_Required work:_
Reproduce the lines verbatim, starting with the first line of the records and going on through the line with "- plot-border: [69, 54, 723, 366]".

§ §

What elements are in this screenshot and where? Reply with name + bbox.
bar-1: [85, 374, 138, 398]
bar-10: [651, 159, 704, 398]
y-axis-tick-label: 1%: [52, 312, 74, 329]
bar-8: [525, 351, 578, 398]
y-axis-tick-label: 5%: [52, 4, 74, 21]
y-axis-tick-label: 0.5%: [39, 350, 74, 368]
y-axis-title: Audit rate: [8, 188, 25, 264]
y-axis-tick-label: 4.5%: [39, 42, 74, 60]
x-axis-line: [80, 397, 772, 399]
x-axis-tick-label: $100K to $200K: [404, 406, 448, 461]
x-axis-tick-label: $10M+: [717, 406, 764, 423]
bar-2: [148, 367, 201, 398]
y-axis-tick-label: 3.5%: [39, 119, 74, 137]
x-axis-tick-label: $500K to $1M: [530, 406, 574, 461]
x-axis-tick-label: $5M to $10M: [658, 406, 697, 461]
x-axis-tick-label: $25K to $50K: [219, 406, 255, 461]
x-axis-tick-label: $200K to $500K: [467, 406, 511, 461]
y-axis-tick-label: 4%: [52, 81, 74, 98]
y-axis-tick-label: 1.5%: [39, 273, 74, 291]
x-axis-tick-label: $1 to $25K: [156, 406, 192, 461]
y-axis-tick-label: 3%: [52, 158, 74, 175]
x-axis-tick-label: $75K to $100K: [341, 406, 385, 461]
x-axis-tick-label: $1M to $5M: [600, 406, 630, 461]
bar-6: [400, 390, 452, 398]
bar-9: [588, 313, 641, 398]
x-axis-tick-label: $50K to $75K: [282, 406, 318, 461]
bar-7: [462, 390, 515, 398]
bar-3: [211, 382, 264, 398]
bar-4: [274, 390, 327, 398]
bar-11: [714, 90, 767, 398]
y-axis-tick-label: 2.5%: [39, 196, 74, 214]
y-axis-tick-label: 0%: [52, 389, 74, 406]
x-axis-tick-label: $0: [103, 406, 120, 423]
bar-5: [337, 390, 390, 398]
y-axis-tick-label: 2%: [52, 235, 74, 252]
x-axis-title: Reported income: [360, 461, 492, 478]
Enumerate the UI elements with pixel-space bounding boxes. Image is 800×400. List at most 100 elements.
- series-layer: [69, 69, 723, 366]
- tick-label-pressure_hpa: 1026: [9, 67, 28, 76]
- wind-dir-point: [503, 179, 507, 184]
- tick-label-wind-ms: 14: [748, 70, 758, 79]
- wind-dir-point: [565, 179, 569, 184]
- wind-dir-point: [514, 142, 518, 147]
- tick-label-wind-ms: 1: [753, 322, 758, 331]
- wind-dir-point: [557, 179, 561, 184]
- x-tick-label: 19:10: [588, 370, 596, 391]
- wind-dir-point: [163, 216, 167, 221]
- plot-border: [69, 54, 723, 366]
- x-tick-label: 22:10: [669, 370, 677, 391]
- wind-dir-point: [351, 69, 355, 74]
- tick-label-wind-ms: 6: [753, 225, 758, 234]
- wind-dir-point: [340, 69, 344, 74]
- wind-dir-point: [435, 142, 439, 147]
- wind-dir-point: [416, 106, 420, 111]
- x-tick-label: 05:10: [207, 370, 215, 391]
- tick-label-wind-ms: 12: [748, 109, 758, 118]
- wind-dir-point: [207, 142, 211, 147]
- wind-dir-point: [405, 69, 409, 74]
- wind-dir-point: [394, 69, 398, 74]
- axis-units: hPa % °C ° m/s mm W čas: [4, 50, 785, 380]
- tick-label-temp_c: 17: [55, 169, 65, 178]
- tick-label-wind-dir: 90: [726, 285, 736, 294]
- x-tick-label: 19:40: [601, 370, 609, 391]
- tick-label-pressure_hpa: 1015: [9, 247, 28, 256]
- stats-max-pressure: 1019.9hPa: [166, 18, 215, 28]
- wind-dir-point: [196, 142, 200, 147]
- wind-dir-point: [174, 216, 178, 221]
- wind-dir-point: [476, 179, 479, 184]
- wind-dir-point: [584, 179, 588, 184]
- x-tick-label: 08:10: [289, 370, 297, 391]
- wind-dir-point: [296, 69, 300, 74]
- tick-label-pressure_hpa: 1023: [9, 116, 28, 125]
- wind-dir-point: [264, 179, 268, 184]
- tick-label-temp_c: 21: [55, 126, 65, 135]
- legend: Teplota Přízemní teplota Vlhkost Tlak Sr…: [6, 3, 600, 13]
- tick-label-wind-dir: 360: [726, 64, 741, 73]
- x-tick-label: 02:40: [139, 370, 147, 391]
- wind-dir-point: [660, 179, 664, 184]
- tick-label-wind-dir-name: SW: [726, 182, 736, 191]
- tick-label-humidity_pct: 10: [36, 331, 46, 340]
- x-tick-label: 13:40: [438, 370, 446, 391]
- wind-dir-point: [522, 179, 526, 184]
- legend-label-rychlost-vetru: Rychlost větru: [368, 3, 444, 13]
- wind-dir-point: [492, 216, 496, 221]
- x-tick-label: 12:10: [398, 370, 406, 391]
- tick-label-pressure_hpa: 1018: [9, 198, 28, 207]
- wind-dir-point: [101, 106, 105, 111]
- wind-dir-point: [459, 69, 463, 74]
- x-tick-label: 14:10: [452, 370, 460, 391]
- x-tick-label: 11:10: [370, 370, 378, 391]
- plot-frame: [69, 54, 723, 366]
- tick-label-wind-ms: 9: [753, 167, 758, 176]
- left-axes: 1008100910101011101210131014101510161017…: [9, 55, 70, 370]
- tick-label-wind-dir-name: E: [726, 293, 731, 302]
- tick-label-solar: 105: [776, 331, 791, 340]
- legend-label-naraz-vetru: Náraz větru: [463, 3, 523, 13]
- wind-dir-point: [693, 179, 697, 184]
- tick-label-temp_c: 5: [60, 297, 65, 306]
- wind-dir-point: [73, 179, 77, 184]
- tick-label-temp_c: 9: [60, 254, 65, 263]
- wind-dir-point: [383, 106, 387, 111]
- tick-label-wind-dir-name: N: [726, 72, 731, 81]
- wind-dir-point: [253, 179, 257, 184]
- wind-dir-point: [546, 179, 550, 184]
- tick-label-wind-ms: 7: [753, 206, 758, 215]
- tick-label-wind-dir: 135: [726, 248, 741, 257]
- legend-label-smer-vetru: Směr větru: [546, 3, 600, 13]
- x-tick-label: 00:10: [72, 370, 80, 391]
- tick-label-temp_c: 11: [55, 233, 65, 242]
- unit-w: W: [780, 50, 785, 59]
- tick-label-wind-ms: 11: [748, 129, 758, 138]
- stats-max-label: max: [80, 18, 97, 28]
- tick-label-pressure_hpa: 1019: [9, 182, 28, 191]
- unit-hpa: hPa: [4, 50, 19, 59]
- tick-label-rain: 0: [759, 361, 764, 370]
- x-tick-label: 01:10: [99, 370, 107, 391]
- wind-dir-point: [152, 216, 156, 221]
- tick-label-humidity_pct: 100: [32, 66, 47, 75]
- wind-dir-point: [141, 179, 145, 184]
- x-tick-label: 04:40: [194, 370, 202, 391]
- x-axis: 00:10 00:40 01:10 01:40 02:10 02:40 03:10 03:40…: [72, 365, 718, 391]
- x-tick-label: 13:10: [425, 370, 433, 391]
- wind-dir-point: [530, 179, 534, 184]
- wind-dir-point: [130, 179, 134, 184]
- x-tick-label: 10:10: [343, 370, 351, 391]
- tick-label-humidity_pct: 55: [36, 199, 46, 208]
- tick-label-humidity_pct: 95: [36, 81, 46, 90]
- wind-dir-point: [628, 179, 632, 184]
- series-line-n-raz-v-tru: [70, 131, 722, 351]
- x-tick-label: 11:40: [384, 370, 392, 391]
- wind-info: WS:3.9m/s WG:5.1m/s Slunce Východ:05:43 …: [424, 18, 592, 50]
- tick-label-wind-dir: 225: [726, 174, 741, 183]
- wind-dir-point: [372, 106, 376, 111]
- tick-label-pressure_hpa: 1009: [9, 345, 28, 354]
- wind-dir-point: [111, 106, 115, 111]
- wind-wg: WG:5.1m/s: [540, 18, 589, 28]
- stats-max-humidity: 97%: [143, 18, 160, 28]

§ §

_Expected answer:_
What elements are in this screenshot and where? Reply with name + bbox.
bar-1: [85, 374, 138, 398]
bar-10: [651, 159, 704, 398]
y-axis-tick-label: 1%: [52, 312, 74, 329]
bar-8: [525, 351, 578, 398]
y-axis-tick-label: 5%: [52, 4, 74, 21]
y-axis-tick-label: 0.5%: [39, 350, 74, 368]
y-axis-title: Audit rate: [8, 188, 25, 264]
y-axis-tick-label: 4.5%: [39, 42, 74, 60]
x-axis-line: [80, 397, 772, 399]
x-axis-tick-label: $100K to $200K: [404, 406, 448, 461]
x-axis-tick-label: $10M+: [717, 406, 764, 423]
bar-2: [148, 367, 201, 398]
y-axis-tick-label: 3.5%: [39, 119, 74, 137]
x-axis-tick-label: $500K to $1M: [530, 406, 574, 461]
x-axis-tick-label: $5M to $10M: [658, 406, 697, 461]
x-axis-tick-label: $25K to $50K: [219, 406, 255, 461]
x-axis-tick-label: $200K to $500K: [467, 406, 511, 461]
y-axis-tick-label: 4%: [52, 81, 74, 98]
y-axis-tick-label: 1.5%: [39, 273, 74, 291]
x-axis-tick-label: $1 to $25K: [156, 406, 192, 461]
y-axis-tick-label: 3%: [52, 158, 74, 175]
x-axis-tick-label: $75K to $100K: [341, 406, 385, 461]
x-axis-tick-label: $1M to $5M: [600, 406, 630, 461]
bar-6: [400, 390, 452, 398]
bar-9: [588, 313, 641, 398]
x-axis-tick-label: $50K to $75K: [282, 406, 318, 461]
bar-7: [462, 390, 515, 398]
bar-3: [211, 382, 264, 398]
bar-4: [274, 390, 327, 398]
bar-11: [714, 90, 767, 398]
y-axis-tick-label: 2.5%: [39, 196, 74, 214]
y-axis-tick-label: 0%: [52, 389, 74, 406]
x-axis-tick-label: $0: [103, 406, 120, 423]
bar-5: [337, 390, 390, 398]
y-axis-tick-label: 2%: [52, 235, 74, 252]
x-axis-title: Reported income: [360, 461, 492, 478]
Enumerate the UI elements with pixel-space bounding boxes. Image is 800×400. List at most 100 elements.
- series-layer: [69, 69, 723, 366]
- tick-label-pressure_hpa: 1026: [9, 67, 28, 76]
- wind-dir-point: [503, 179, 507, 184]
- tick-label-wind-ms: 14: [748, 70, 758, 79]
- wind-dir-point: [565, 179, 569, 184]
- wind-dir-point: [514, 142, 518, 147]
- tick-label-wind-ms: 1: [753, 322, 758, 331]
- wind-dir-point: [557, 179, 561, 184]
- x-tick-label: 19:10: [588, 370, 596, 391]
- wind-dir-point: [163, 216, 167, 221]
- plot-border: [69, 54, 723, 366]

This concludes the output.